____ The data

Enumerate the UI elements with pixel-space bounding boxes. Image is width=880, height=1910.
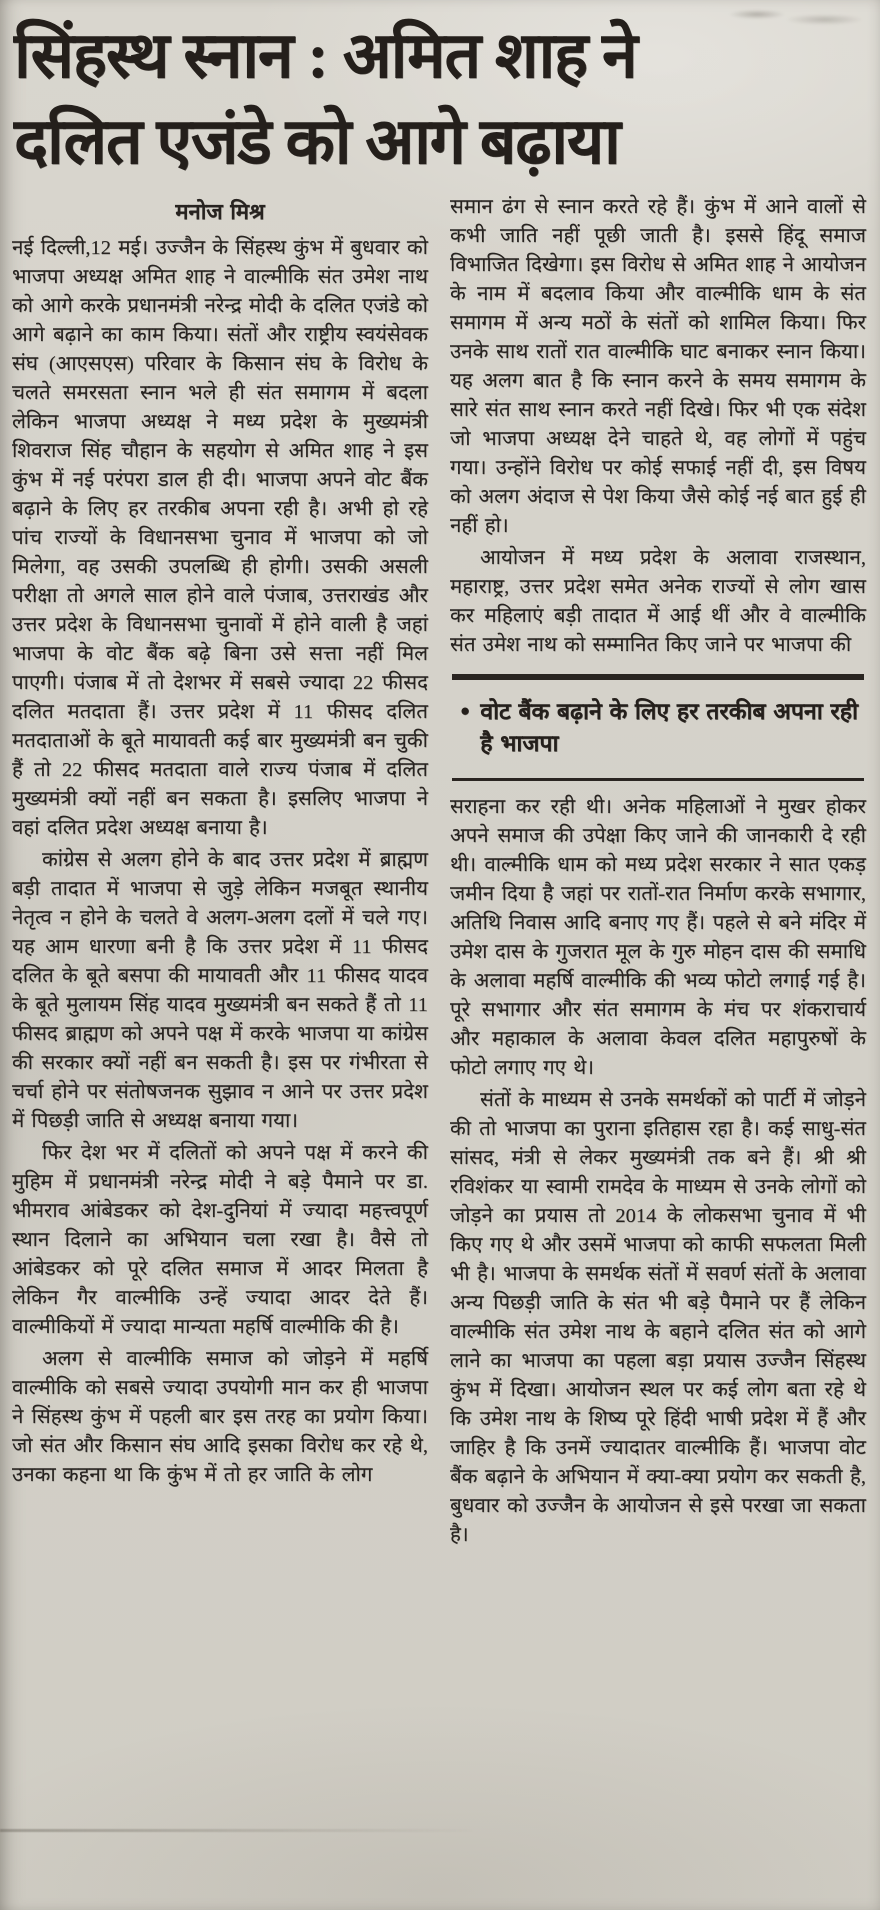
paragraph: कांग्रेस से अलग होने के बाद उत्तर प्रदेश में ब्राह्मण बड़ी तादात में भाजपा से जुड़े लेकिन मजबूत स्थानीय नेतृत्व न होने के चलते वे अलग-अलग दलों में चले गए। यह आम धारणा बनी है कि उत्तर प्रदेश में 11 फीसद दलित के बूते बसपा की मायावती और 11 फीसद यादव के बूते मुलायम सिंह यादव मुख्यमंत्री बन सकते हैं तो 11 फीसद ब्राह्मण को अपने पक्ष में करके भाजपा या कांग्रेस की सरकार क्यों नहीं बन सकती है। इस पर गंभीरता से चर्चा होने पर संतोषजनक सुझाव न आने पर उत्तर प्रदेश में पिछड़ी जाति से अध्यक्ष बनाया गया। (12, 848, 428, 1132)
paragraph: फिर देश भर में दलितों को अपने पक्ष में करने की मुहिम में प्रधानमंत्री नरेन्द्र मोदी ने बड़े पैमाने पर डा. भीमराव आंबेडकर को देश-दुनियां में ज्यादा महत्त्वपूर्ण स्थान दिलाने का अभियान चला रखा है। वैसे तो आंबेडकर को पूरे दलित समाज में आदर मिलता है लेकिन गैर वाल्मीकि उन्हें ज्यादा आदर देते हैं। वाल्मीकियों में ज्यादा मान्यता महर्षि वाल्मीकि की है। (12, 1141, 428, 1338)
paper-crease (0, 1829, 475, 1832)
pullquote-box (452, 674, 864, 781)
byline: मनोज मिश्र (175, 198, 265, 224)
headline-line-1: सिंहस्थ स्नान : अमित शाह ने (14, 20, 637, 91)
left-column (12, 193, 428, 1493)
pullquote-text: वोट बैंक बढ़ाने के लिए हर तरकीब अपना रही है भाजपा (480, 698, 858, 756)
paragraph-continuation: समान ढंग से स्नान करते रहे हैं। कुंभ में आने वालों से कभी जाति नहीं पूछी जाती है। इससे हिंदू समाज विभाजित दिखेगा। इस विरोध से अमित शाह ने आयोजन के नाम में बदलाव किया और वाल्मीकि धाम के संत समागम में अन्य मठों के संतों को शामिल किया। फिर उनके साथ रातों रात वाल्मीकि घाट बनाकर स्नान किया। यह अलग बात है कि स्नान करने के समय समागम के सारे संत साथ स्नान करते नहीं दिखे। फिर भी एक संदेश जो भाजपा अध्यक्ष देने चाहते थे, वह लोगों में पहुंच गया। उन्होंने विरोध पर कोई सफाई नहीं दी, इस विषय को अलग अंदाज से पेश किया जैसे कोई नई बात हुई ही नहीं हो। (450, 195, 866, 537)
headline-line-2: दलित एजंडे को आगे बढ़ाया (14, 106, 620, 178)
paragraph: अलग से वाल्मीकि समाज को जोड़ने में महर्षि वाल्मीकि को सबसे ज्यादा उपयोगी मान कर ही भाजपा ने सिंहस्थ कुंभ में पहली बार इस तरह का प्रयोग किया। जो संत और किसान संघ आदि इसका विरोध कर रहे थे, उनका कहना था कि कुंभ में तो हर जाति के लोग (12, 1347, 428, 1486)
article-body (0, 187, 880, 1553)
print-smudge (712, 4, 862, 30)
paragraph-continuation: सराहना कर रही थी। अनेक महिलाओं ने मुखर होकर अपने समाज की उपेक्षा किए जाने की जानकारी दे रही थी। वाल्मीकि धाम को मध्य प्रदेश सरकार ने सात एकड़ जमीन दिया है जहां पर रातों-रात निर्माण करके सभागार, अतिथि निवास आदि बनाए गए हैं। पहले से बने मंदिर में उमेश दास के गुजरात मूल के गुरु मोहन दास की समाधि के अलावा महर्षि वाल्मीकि की भव्य फोटो लगाई गई है। पूरे सभागार और संत समागम के मंच पर शंकराचार्य और महाकाल के अलावा केवल दलित महापुरुषों के फोटो लगाए गए थे। (450, 795, 866, 1079)
headline (14, 14, 870, 185)
paragraph-dateline: नई दिल्ली,12 मई। उज्जैन के सिंहस्थ कुंभ में बुधवार को भाजपा अध्यक्ष अमित शाह ने वाल्मीकि संत उमेश नाथ को आगे करके प्रधानमंत्री नरेन्द्र मोदी के दलित एजंडे को आगे बढ़ाने का काम किया। संतों और राष्ट्रीय स्वयंसेवक संघ (आएसएस) परिवार के किसान संघ के विरोध के चलते समरसता स्नान भले ही संत समागम में बदला लेकिन भाजपा अध्यक्ष ने मध्य प्रदेश के मुख्यमंत्री शिवराज सिंह चौहान के सहयोग से अमित शाह ने इस कुंभ में नई परंपरा डाल ही दी। भाजपा अपने वोट बैंक बढ़ाने के लिए हर तरकीब अपना रही है। अभी हो रहे पांच राज्यों के विधानसभा चुनाव में भाजपा को जो मिलेगा, वह उसकी उपलब्धि ही होगी। उसकी असली परीक्षा तो अगले साल होने वाले पंजाब, उत्तराखंड और उत्तर प्रदेश के विधानसभा चुनावों में होने वाली है जहां भाजपा के वोट बैंक बढ़े बिना उसे सत्ता नहीं मिल पाएगी। पंजाब में तो देशभर में सबसे ज्यादा 22 फीसद दलित मतदाता हैं। उत्तर प्रदेश में 11 फीसद दलित मतदाताओं के बूते मायावती कई बार मुख्यमंत्री बन चुकी हैं तो 22 फीसद मतदाता वाले राज्य पंजाब में दलित मुख्यमंत्री क्यों नहीं बन सकता है। इसलिए भाजपा ने वहां दलित प्रदेश अध्यक्ष बनाया है। (12, 236, 428, 839)
right-column (450, 193, 866, 1553)
paragraph: संतों के माध्यम से उनके समर्थकों को पार्टी में जोड़ने की तो भाजपा का पुराना इतिहास रहा है। कई साधु-संत सांसद, मंत्री से लेकर मुख्यमंत्री तक बने हैं। श्री श्री रविशंकर या स्वामी रामदेव के माध्यम से उनके लोगों को जोड़ने का प्रयास तो 2014 के लोकसभा चुनाव में भी किए गए थे और उसमें भाजपा को काफी सफलता मिली भी है। भाजपा के समर्थक संतों में सवर्ण संतों के अलावा अन्य पिछड़ी जाति के संत भी बड़े पैमाने पर हैं लेकिन वाल्मीकि संत उमेश नाथ के बहाने दलित संत को आगे लाने का भाजपा का पहला बड़ा प्रयास उज्जैन सिंहस्थ कुंभ में दिखा। आयोजन स्थल पर कई लोग बता रहे थे कि उमेश नाथ के शिष्य पूरे हिंदी भाषी प्रदेश में हैं और जाहिर है कि उनमें ज्यादातर वाल्मीकि हैं। भाजपा वोट बैंक बढ़ाने के अभियान में क्या-क्या प्रयोग कर सकती है, बुधवार को उज्जैन के आयोजन से इसे परखा जा सकता है। (450, 1088, 866, 1546)
bullet-icon: ● (460, 700, 471, 720)
paragraph: आयोजन में मध्य प्रदेश के अलावा राजस्थान, महाराष्ट्र, उत्तर प्रदेश समेत अनेक राज्यों से लोग खास कर महिलाएं बड़ी तादात में आई थीं और वे वाल्मीकि संत उमेश नाथ को सम्मानित किए जाने पर भाजपा की (450, 546, 866, 656)
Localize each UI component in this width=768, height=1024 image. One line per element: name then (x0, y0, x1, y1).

________

To do: Could you write out every line of the items above without changing a word, and leave out any pictures?

Solution:
Enumerate the UI elements with pixel-space bounding boxes. Image is width=880, height=1910.
paragraph: कांग्रेस से अलग होने के बाद उत्तर प्रदेश में ब्राह्मण बड़ी तादात में भाजपा से जुड़े लेकिन मजबूत स्थानीय नेतृत्व न होने के चलते वे अलग-अलग दलों में चले गए। यह आम धारणा बनी है कि उत्तर प्रदेश में 11 फीसद दलित के बूते बसपा की मायावती और 11 फीसद यादव के बूते मुलायम सिंह यादव मुख्यमंत्री बन सकते हैं तो 11 फीसद ब्राह्मण को अपने पक्ष में करके भाजपा या कांग्रेस की सरकार क्यों नहीं बन सकती है। इस पर गंभीरता से चर्चा होने पर संतोषजनक सुझाव न आने पर उत्तर प्रदेश में पिछड़ी जाति से अध्यक्ष बनाया गया। (12, 848, 428, 1132)
paragraph: फिर देश भर में दलितों को अपने पक्ष में करने की मुहिम में प्रधानमंत्री नरेन्द्र मोदी ने बड़े पैमाने पर डा. भीमराव आंबेडकर को देश-दुनियां में ज्यादा महत्त्वपूर्ण स्थान दिलाने का अभियान चला रखा है। वैसे तो आंबेडकर को पूरे दलित समाज में आदर मिलता है लेकिन गैर वाल्मीकि उन्हें ज्यादा आदर देते हैं। वाल्मीकियों में ज्यादा मान्यता महर्षि वाल्मीकि की है। (12, 1141, 428, 1338)
paper-crease (0, 1829, 475, 1832)
pullquote-box (452, 674, 864, 781)
byline: मनोज मिश्र (175, 198, 265, 224)
headline-line-1: सिंहस्थ स्नान : अमित शाह ने (14, 20, 637, 91)
left-column (12, 193, 428, 1493)
pullquote-text: वोट बैंक बढ़ाने के लिए हर तरकीब अपना रही है भाजपा (480, 698, 858, 756)
paragraph-continuation: समान ढंग से स्नान करते रहे हैं। कुंभ में आने वालों से कभी जाति नहीं पूछी जाती है। इससे हिंदू समाज विभाजित दिखेगा। इस विरोध से अमित शाह ने आयोजन के नाम में बदलाव किया और वाल्मीकि धाम के संत समागम में अन्य मठों के संतों को शामिल किया। फिर उनके साथ रातों रात वाल्मीकि घाट बनाकर स्नान किया। यह अलग बात है कि स्नान करने के समय समागम के सारे संत साथ स्नान करते नहीं दिखे। फिर भी एक संदेश जो भाजपा अध्यक्ष देने चाहते थे, वह लोगों में पहुंच गया। उन्होंने विरोध पर कोई सफाई नहीं दी, इस विषय को अलग अंदाज से पेश किया जैसे कोई नई बात हुई ही नहीं हो। (450, 195, 866, 537)
headline-line-2: दलित एजंडे को आगे बढ़ाया (14, 106, 620, 178)
paragraph: अलग से वाल्मीकि समाज को जोड़ने में महर्षि वाल्मीकि को सबसे ज्यादा उपयोगी मान कर ही भाजपा ने सिंहस्थ कुंभ में पहली बार इस तरह का प्रयोग किया। जो संत और किसान संघ आदि इसका विरोध कर रहे थे, उनका कहना था कि कुंभ में तो हर जाति के लोग (12, 1347, 428, 1486)
article-body (0, 187, 880, 1553)
print-smudge (712, 4, 862, 30)
paragraph-continuation: सराहना कर रही थी। अनेक महिलाओं ने मुखर होकर अपने समाज की उपेक्षा किए जाने की जानकारी दे रही थी। वाल्मीकि धाम को मध्य प्रदेश सरकार ने सात एकड़ जमीन दिया है जहां पर रातों-रात निर्माण करके सभागार, अतिथि निवास आदि बनाए गए हैं। पहले से बने मंदिर में उमेश दास के गुजरात मूल के गुरु मोहन दास की समाधि के अलावा महर्षि वाल्मीकि की भव्य फोटो लगाई गई है। पूरे सभागार और संत समागम के मंच पर शंकराचार्य और महाकाल के अलावा केवल दलित महापुरुषों के फोटो लगाए गए थे। (450, 795, 866, 1079)
headline (14, 14, 870, 185)
paragraph-dateline: नई दिल्ली,12 मई। उज्जैन के सिंहस्थ कुंभ में बुधवार को भाजपा अध्यक्ष अमित शाह ने वाल्मीकि संत उमेश नाथ को आगे करके प्रधानमंत्री नरेन्द्र मोदी के दलित एजंडे को आगे बढ़ाने का काम किया। संतों और राष्ट्रीय स्वयंसेवक संघ (आएसएस) परिवार के किसान संघ के विरोध के चलते समरसता स्नान भले ही संत समागम में बदला लेकिन भाजपा अध्यक्ष ने मध्य प्रदेश के मुख्यमंत्री शिवराज सिंह चौहान के सहयोग से अमित शाह ने इस कुंभ में नई परंपरा डाल ही दी। भाजपा अपने वोट बैंक बढ़ाने के लिए हर तरकीब अपना रही है। अभी हो रहे पांच राज्यों के विधानसभा चुनाव में भाजपा को जो मिलेगा, वह उसकी उपलब्धि ही होगी। उसकी असली परीक्षा तो अगले साल होने वाले पंजाब, उत्तराखंड और उत्तर प्रदेश के विधानसभा चुनावों में होने वाली है जहां भाजपा के वोट बैंक बढ़े बिना उसे सत्ता नहीं मिल पाएगी। पंजाब में तो देशभर में सबसे ज्यादा 22 फीसद दलित मतदाता हैं। उत्तर प्रदेश में 11 फीसद दलित मतदाताओं के बूते मायावती कई बार मुख्यमंत्री बन चुकी हैं तो 22 फीसद मतदाता वाले राज्य पंजाब में दलित मुख्यमंत्री क्यों नहीं बन सकता है। इसलिए भाजपा ने वहां दलित प्रदेश अध्यक्ष बनाया है। (12, 236, 428, 839)
right-column (450, 193, 866, 1553)
paragraph: संतों के माध्यम से उनके समर्थकों को पार्टी में जोड़ने की तो भाजपा का पुराना इतिहास रहा है। कई साधु-संत सांसद, मंत्री से लेकर मुख्यमंत्री तक बने हैं। श्री श्री रविशंकर या स्वामी रामदेव के माध्यम से उनके लोगों को जोड़ने का प्रयास तो 2014 के लोकसभा चुनाव में भी किए गए थे और उसमें भाजपा को काफी सफलता मिली भी है। भाजपा के समर्थक संतों में सवर्ण संतों के अलावा अन्य पिछड़ी जाति के संत भी बड़े पैमाने पर हैं लेकिन वाल्मीकि संत उमेश नाथ के बहाने दलित संत को आगे लाने का भाजपा का पहला बड़ा प्रयास उज्जैन सिंहस्थ कुंभ में दिखा। आयोजन स्थल पर कई लोग बता रहे थे कि उमेश नाथ के शिष्य पूरे हिंदी भाषी प्रदेश में हैं और जाहिर है कि उनमें ज्यादातर वाल्मीकि हैं। भाजपा वोट बैंक बढ़ाने के अभियान में क्या-क्या प्रयोग कर सकती है, बुधवार को उज्जैन के आयोजन से इसे परखा जा सकता है। (450, 1088, 866, 1546)
bullet-icon: ● (460, 700, 471, 720)
paragraph: आयोजन में मध्य प्रदेश के अलावा राजस्थान, महाराष्ट्र, उत्तर प्रदेश समेत अनेक राज्यों से लोग खास कर महिलाएं बड़ी तादात में आई थीं और वे वाल्मीकि संत उमेश नाथ को सम्मानित किए जाने पर भाजपा की (450, 546, 866, 656)
Localize each UI component in this width=768, height=1024 image. One line per element: name then (x0, y0, x1, y1).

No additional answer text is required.